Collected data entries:
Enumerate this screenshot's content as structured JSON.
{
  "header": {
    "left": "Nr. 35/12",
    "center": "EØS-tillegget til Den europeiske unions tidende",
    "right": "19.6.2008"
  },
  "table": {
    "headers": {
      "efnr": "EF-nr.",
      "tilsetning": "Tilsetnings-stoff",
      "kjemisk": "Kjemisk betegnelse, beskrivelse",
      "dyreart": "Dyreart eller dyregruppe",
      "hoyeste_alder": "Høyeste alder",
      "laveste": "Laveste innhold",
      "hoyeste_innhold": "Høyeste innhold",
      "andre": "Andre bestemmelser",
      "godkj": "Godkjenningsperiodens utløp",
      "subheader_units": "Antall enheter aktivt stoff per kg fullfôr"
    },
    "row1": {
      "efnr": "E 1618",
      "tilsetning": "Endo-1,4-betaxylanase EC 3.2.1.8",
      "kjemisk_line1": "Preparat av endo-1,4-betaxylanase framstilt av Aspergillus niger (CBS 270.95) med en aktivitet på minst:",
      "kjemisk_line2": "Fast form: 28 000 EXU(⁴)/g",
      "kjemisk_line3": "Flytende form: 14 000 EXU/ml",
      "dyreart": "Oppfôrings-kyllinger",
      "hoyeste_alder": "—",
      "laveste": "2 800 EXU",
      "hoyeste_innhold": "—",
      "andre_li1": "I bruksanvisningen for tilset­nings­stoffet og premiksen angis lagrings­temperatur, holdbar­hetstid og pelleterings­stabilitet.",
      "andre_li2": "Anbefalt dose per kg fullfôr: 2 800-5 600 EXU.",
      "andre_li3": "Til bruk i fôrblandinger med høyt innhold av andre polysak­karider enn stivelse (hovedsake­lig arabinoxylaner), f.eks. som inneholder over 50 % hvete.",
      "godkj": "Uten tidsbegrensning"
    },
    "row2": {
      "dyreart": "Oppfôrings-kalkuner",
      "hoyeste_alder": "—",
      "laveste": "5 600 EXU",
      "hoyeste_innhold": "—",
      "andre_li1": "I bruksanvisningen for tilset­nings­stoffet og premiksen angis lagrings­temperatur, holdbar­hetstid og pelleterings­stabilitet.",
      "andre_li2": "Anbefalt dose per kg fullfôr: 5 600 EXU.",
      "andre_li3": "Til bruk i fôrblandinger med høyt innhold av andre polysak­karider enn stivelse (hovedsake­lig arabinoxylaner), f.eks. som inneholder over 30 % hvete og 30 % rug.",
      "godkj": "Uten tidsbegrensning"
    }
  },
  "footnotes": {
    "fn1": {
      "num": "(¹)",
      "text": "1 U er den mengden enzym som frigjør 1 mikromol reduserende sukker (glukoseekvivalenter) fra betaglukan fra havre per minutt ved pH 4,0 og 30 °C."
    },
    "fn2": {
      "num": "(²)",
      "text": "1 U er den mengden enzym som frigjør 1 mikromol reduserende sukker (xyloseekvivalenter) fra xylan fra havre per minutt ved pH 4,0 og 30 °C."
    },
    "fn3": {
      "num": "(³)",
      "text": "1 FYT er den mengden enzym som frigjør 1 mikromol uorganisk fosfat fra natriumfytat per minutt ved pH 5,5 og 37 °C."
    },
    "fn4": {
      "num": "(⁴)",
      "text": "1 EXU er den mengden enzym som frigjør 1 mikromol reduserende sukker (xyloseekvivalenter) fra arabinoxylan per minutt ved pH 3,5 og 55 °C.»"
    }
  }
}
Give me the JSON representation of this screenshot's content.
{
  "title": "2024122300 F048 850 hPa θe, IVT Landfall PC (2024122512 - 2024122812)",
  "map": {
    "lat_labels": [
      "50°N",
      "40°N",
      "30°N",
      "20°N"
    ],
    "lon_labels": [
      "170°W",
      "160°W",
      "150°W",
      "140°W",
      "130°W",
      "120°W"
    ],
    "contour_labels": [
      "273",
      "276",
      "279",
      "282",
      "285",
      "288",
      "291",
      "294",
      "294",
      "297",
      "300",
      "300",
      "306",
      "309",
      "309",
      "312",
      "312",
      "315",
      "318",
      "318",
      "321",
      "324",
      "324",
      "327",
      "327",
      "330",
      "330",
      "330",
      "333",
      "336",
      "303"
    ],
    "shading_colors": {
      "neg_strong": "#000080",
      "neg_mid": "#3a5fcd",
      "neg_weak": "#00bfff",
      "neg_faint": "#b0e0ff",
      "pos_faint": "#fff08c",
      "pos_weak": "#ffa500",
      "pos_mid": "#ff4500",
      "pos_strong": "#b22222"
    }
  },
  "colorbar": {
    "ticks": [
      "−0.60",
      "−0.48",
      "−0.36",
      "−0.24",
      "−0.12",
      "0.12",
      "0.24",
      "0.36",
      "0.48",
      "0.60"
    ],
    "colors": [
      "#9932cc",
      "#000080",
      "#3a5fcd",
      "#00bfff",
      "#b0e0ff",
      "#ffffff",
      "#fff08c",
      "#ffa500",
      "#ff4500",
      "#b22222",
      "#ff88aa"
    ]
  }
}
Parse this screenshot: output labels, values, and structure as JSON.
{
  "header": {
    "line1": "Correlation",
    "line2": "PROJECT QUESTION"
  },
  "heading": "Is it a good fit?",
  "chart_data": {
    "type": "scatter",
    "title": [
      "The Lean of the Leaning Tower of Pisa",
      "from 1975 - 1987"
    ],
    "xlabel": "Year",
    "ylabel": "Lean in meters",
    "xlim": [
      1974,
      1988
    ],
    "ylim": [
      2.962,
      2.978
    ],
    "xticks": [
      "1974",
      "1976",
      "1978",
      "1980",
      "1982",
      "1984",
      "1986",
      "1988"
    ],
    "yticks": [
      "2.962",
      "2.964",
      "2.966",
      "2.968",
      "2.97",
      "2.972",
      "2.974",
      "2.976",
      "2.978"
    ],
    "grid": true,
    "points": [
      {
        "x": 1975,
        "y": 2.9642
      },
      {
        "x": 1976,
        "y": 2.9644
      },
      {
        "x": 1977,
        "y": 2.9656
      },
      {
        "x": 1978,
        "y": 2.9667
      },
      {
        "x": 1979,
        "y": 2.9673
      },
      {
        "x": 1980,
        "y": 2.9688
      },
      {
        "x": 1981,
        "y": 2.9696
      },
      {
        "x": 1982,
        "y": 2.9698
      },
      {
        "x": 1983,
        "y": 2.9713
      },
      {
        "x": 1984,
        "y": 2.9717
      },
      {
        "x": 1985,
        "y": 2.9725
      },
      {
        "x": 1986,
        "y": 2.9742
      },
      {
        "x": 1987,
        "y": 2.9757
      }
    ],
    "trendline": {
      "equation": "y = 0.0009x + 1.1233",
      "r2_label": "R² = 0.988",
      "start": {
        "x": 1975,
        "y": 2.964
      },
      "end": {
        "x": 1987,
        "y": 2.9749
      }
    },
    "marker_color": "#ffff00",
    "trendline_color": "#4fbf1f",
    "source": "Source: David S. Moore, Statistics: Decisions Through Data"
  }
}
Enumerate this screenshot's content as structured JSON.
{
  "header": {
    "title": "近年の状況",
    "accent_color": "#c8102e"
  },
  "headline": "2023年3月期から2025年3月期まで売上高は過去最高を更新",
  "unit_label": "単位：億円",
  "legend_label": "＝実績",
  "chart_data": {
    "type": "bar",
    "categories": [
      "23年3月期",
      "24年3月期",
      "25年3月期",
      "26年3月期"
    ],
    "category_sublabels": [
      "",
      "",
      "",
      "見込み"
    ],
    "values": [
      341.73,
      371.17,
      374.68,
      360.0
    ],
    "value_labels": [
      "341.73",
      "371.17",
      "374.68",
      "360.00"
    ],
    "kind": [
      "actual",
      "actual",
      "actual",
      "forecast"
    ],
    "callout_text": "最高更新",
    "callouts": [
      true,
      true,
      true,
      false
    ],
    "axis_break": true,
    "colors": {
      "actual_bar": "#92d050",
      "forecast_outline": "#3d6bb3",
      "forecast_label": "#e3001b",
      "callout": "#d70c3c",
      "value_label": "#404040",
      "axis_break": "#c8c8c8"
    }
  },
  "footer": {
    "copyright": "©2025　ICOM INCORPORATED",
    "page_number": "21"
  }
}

_Exercise:_ Copy each line of the records above that carries the word "title".

_Output of the exercise:_
  "title": "2024122300 F048 850 hPa θe, IVT Landfall PC (2024122512 - 2024122812)",
    "title": [
    "title": "近年の状況",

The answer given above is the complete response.